AIM :: Repeat each record below exactly, dropping the pictures.

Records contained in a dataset
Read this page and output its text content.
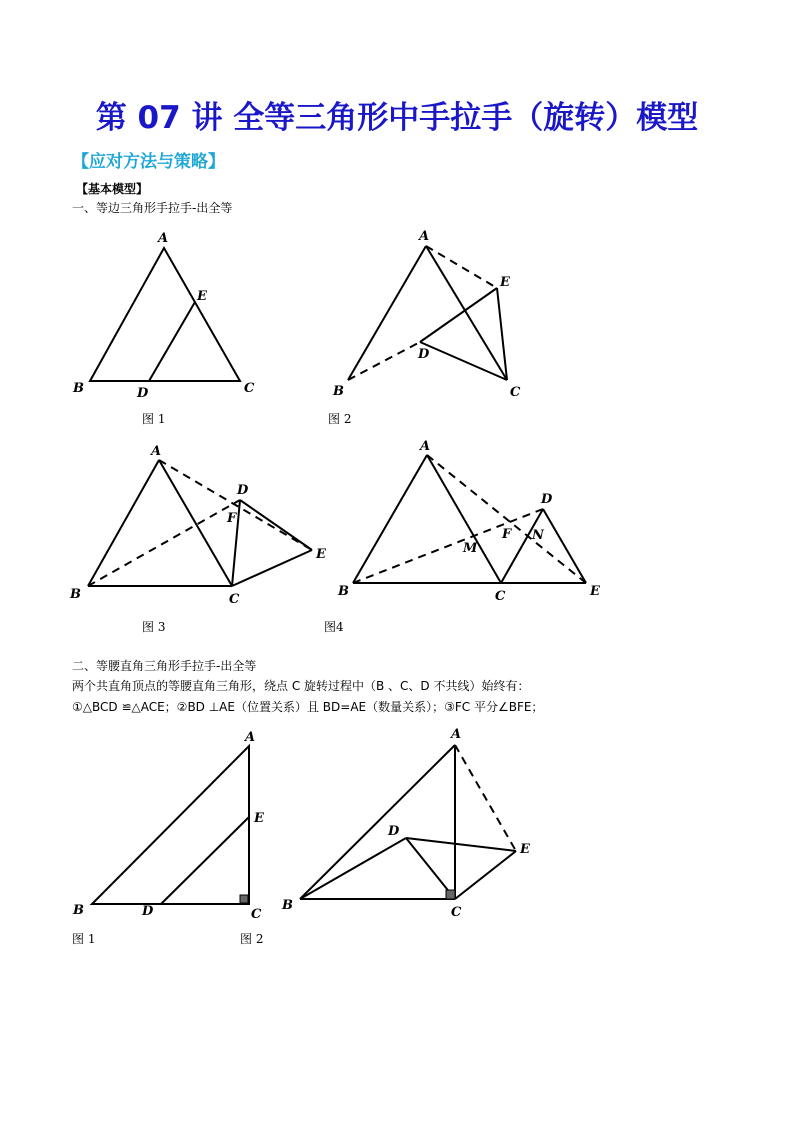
第 07 讲 全等三角形中手拉手（旋转）模型
【应对方法与策略】
【基本模型】
一、等边三角形手拉手-出全等
图 1	图 2
图 3	图4
二、等腰直角三角形手拉手-出全等
两个共直角顶点的等腰直角三角形，绕点 C 旋转过程中（B 、C、D 不共线）始终有：
①△BCD ≌△ACE；②BD ⊥AE（位置关系）且 BD=AE（数量关系）；③FC 平分∠BFE；
图 1	图 2
A
B	C
D
E
A
B	C
D
E
A
B	C
D
E
F
A
B	C
D
E
F
M
N
A
B	C
D
E
A
B	C
D
E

WRITTEN RESPONSE ::
Read this page and output its text content.
第 07 讲 全等三角形中手拉手（旋转）模型
【应对方法与策略】
【基本模型】
一、等边三角形手拉手-出全等
图 1	图 2
图 3	图4
二、等腰直角三角形手拉手-出全等
两个共直角顶点的等腰直角三角形，绕点 C 旋转过程中（B 、C、D 不共线）始终有：
①△BCD ≌△ACE；②BD ⊥AE（位置关系）且 BD=AE（数量关系）；③FC 平分∠BFE；
图 1	图 2
A
B	C
D
E
A
B	C
D
E
A
B	C
D
E
F
A
B	C
D
E
F
M
N
A
B	C
D
E
A
B	C
D
E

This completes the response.